## JOB
Read the records below and copy each line that contains "ylabel".

Records from a data collection:
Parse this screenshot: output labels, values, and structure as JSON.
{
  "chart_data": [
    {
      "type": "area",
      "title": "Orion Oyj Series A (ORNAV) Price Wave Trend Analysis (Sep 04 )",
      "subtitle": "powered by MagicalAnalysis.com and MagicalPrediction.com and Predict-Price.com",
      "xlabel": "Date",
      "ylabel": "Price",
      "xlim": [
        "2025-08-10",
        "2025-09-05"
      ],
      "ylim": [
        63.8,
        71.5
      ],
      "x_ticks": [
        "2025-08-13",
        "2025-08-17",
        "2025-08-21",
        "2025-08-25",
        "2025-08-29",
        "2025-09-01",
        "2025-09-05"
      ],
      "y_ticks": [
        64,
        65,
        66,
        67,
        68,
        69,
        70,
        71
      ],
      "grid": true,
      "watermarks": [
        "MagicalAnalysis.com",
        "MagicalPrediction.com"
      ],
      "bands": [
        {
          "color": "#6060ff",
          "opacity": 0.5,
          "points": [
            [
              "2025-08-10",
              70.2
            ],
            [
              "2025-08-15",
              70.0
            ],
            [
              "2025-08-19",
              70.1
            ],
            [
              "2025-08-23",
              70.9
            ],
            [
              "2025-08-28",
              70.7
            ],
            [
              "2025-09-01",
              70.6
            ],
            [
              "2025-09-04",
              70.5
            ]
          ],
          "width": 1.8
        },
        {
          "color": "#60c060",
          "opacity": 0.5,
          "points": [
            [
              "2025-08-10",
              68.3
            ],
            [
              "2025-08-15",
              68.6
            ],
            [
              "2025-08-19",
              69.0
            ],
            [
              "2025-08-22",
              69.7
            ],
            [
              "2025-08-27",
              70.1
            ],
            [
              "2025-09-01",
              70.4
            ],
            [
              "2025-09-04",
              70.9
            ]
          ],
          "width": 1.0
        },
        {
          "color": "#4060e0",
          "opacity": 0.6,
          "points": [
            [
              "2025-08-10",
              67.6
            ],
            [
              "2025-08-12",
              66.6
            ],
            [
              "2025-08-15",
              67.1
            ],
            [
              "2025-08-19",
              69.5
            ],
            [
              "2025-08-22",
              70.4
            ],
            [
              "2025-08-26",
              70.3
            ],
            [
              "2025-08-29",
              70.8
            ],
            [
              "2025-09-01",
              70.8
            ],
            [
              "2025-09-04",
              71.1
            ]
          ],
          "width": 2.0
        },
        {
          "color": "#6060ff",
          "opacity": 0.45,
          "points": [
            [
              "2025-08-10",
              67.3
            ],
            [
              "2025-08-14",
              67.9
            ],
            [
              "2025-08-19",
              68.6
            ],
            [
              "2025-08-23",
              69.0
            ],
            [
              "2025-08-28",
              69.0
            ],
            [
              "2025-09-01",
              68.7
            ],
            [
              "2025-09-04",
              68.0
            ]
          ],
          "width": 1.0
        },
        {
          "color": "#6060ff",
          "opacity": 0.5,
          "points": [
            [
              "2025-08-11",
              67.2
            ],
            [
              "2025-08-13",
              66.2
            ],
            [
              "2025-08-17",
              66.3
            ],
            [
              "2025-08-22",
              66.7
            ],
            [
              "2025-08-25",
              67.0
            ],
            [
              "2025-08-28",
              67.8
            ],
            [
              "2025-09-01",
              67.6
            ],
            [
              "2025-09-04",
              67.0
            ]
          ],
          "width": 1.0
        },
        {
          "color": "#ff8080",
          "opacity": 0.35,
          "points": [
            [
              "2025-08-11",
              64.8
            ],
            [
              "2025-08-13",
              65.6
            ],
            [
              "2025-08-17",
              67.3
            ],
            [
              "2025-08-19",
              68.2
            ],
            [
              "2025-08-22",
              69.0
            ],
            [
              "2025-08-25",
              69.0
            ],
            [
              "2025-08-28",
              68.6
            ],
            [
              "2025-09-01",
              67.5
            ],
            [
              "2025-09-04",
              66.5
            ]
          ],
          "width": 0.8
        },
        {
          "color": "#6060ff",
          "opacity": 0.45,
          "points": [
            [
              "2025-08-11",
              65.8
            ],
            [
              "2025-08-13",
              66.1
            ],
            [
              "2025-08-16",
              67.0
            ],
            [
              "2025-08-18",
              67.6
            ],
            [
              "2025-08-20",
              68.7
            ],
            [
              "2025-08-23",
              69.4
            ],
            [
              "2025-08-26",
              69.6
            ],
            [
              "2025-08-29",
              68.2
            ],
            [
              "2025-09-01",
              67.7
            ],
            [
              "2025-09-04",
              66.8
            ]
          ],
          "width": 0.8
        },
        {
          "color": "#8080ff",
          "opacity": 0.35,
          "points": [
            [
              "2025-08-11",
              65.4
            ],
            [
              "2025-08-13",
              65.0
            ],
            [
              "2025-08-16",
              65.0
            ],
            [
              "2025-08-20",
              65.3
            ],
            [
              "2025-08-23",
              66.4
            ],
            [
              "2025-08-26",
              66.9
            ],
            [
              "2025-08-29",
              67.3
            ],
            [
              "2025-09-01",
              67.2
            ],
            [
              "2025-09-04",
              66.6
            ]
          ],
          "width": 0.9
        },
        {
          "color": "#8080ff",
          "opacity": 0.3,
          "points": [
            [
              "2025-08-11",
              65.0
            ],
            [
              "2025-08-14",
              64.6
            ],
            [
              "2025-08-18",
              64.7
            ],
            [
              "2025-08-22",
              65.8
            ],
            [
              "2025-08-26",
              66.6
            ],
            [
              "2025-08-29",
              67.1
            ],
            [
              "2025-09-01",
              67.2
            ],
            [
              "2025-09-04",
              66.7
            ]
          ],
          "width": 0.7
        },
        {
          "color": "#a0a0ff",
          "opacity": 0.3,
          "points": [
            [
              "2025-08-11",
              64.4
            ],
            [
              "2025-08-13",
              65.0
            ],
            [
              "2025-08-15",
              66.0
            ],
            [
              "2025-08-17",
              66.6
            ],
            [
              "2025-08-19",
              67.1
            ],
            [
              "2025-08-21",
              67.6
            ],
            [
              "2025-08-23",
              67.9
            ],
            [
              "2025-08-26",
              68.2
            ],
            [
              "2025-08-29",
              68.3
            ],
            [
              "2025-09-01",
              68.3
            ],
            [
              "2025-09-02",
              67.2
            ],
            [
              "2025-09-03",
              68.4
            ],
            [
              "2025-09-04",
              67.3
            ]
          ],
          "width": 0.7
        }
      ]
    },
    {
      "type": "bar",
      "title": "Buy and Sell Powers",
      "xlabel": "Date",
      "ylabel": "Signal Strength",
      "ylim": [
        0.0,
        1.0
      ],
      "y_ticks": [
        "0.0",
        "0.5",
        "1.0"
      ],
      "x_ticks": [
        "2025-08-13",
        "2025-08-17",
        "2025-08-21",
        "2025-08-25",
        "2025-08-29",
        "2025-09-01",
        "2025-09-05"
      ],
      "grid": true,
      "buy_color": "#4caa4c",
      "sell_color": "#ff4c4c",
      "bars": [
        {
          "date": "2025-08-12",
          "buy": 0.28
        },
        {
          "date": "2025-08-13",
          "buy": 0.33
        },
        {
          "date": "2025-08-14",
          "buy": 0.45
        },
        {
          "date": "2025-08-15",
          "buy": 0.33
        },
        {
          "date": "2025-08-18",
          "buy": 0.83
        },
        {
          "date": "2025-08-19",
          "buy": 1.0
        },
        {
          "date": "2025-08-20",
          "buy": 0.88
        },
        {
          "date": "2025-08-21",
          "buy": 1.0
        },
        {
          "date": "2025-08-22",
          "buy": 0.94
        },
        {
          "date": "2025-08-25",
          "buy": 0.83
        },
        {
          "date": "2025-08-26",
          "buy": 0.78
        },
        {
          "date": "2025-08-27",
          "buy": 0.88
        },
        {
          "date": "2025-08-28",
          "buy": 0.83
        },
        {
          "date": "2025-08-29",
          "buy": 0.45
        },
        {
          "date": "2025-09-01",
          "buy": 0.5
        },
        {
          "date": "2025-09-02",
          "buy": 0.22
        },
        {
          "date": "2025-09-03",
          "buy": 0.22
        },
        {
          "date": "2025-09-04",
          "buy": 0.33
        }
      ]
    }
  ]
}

## SOLUTION TO THIS TASK
      "ylabel": "Price",
      "ylabel": "Signal Strength",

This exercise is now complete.